**WHAT TO PRODUCE:** All the data should come back exactly as it was given.

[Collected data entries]
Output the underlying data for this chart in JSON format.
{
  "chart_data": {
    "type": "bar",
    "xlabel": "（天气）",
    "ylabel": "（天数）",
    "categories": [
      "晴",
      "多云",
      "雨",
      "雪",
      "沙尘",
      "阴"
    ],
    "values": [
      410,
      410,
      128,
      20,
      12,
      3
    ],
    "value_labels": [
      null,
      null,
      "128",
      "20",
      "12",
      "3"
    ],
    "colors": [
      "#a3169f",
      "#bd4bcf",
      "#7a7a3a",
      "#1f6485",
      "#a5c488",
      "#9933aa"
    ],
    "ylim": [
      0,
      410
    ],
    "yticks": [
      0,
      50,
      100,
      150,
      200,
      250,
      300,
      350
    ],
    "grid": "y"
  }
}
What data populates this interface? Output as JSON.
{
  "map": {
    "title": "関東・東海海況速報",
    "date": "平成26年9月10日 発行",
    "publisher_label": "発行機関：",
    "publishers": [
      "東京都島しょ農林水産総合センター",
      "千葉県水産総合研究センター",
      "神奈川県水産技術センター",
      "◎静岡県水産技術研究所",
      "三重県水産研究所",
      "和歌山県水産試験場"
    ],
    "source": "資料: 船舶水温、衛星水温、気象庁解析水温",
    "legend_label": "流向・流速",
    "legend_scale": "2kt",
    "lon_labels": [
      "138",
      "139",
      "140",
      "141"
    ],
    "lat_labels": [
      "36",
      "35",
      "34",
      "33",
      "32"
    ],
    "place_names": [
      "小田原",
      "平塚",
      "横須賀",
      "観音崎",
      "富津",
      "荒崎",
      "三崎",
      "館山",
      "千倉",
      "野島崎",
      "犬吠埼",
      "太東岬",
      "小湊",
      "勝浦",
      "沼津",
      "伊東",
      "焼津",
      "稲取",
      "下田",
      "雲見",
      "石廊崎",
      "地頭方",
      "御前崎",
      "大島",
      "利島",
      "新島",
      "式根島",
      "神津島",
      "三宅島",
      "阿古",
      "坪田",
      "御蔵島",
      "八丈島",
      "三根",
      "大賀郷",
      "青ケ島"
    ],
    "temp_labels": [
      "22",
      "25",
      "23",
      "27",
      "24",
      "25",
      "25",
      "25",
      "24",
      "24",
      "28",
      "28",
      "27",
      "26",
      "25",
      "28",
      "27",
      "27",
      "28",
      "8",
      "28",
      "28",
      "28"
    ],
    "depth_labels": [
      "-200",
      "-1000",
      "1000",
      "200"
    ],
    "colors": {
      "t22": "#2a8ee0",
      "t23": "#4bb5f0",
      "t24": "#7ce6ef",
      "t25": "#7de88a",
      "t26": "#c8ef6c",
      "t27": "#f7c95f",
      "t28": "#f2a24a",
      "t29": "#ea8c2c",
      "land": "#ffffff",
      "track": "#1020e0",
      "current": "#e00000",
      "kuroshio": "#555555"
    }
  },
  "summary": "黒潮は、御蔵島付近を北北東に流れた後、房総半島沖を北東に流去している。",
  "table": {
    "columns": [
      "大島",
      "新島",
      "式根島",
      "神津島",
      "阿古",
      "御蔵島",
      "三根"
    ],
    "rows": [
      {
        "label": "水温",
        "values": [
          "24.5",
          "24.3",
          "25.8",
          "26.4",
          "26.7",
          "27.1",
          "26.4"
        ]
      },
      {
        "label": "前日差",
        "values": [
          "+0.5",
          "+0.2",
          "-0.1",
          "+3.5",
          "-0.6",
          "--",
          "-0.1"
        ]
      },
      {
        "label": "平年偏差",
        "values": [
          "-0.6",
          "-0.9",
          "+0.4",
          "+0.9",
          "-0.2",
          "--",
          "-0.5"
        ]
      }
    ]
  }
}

**EXERCISE SOLUTION:**
Output the underlying data for this chart in JSON format.
{
  "chart_data": {
    "type": "bar",
    "xlabel": "（天气）",
    "ylabel": "（天数）",
    "categories": [
      "晴",
      "多云",
      "雨",
      "雪",
      "沙尘",
      "阴"
    ],
    "values": [
      410,
      410,
      128,
      20,
      12,
      3
    ],
    "value_labels": [
      null,
      null,
      "128",
      "20",
      "12",
      "3"
    ],
    "colors": [
      "#a3169f",
      "#bd4bcf",
      "#7a7a3a",
      "#1f6485",
      "#a5c488",
      "#9933aa"
    ],
    "ylim": [
      0,
      410
    ],
    "yticks": [
      0,
      50,
      100,
      150,
      200,
      250,
      300,
      350
    ],
    "grid": "y"
  }
}
What data populates this interface? Output as JSON.
{
  "map": {
    "title": "関東・東海海況速報",
    "date": "平成26年9月10日 発行",
    "publisher_label": "発行機関：",
    "publishers": [
      "東京都島しょ農林水産総合センター",
      "千葉県水産総合研究センター",
      "神奈川県水産技術センター",
      "◎静岡県水産技術研究所",
      "三重県水産研究所",
      "和歌山県水産試験場"
    ],
    "source": "資料: 船舶水温、衛星水温、気象庁解析水温",
    "legend_label": "流向・流速",
    "legend_scale": "2kt",
    "lon_labels": [
      "138",
      "139",
      "140",
      "141"
    ],
    "lat_labels": [
      "36",
      "35",
      "34",
      "33",
      "32"
    ],
    "place_names": [
      "小田原",
      "平塚",
      "横須賀",
      "観音崎",
      "富津",
      "荒崎",
      "三崎",
      "館山",
      "千倉",
      "野島崎",
      "犬吠埼",
      "太東岬",
      "小湊",
      "勝浦",
      "沼津",
      "伊東",
      "焼津",
      "稲取",
      "下田",
      "雲見",
      "石廊崎",
      "地頭方",
      "御前崎",
      "大島",
      "利島",
      "新島",
      "式根島",
      "神津島",
      "三宅島",
      "阿古",
      "坪田",
      "御蔵島",
      "八丈島",
      "三根",
      "大賀郷",
      "青ケ島"
    ],
    "temp_labels": [
      "22",
      "25",
      "23",
      "27",
      "24",
      "25",
      "25",
      "25",
      "24",
      "24",
      "28",
      "28",
      "27",
      "26",
      "25",
      "28",
      "27",
      "27",
      "28",
      "8",
      "28",
      "28",
      "28"
    ],
    "depth_labels": [
      "-200",
      "-1000",
      "1000",
      "200"
    ],
    "colors": {
      "t22": "#2a8ee0",
      "t23": "#4bb5f0",
      "t24": "#7ce6ef",
      "t25": "#7de88a",
      "t26": "#c8ef6c",
      "t27": "#f7c95f",
      "t28": "#f2a24a",
      "t29": "#ea8c2c",
      "land": "#ffffff",
      "track": "#1020e0",
      "current": "#e00000",
      "kuroshio": "#555555"
    }
  },
  "summary": "黒潮は、御蔵島付近を北北東に流れた後、房総半島沖を北東に流去している。",
  "table": {
    "columns": [
      "大島",
      "新島",
      "式根島",
      "神津島",
      "阿古",
      "御蔵島",
      "三根"
    ],
    "rows": [
      {
        "label": "水温",
        "values": [
          "24.5",
          "24.3",
          "25.8",
          "26.4",
          "26.7",
          "27.1",
          "26.4"
        ]
      },
      {
        "label": "前日差",
        "values": [
          "+0.5",
          "+0.2",
          "-0.1",
          "+3.5",
          "-0.6",
          "--",
          "-0.1"
        ]
      },
      {
        "label": "平年偏差",
        "values": [
          "-0.6",
          "-0.9",
          "+0.4",
          "+0.9",
          "-0.2",
          "--",
          "-0.5"
        ]
      }
    ]
  }
}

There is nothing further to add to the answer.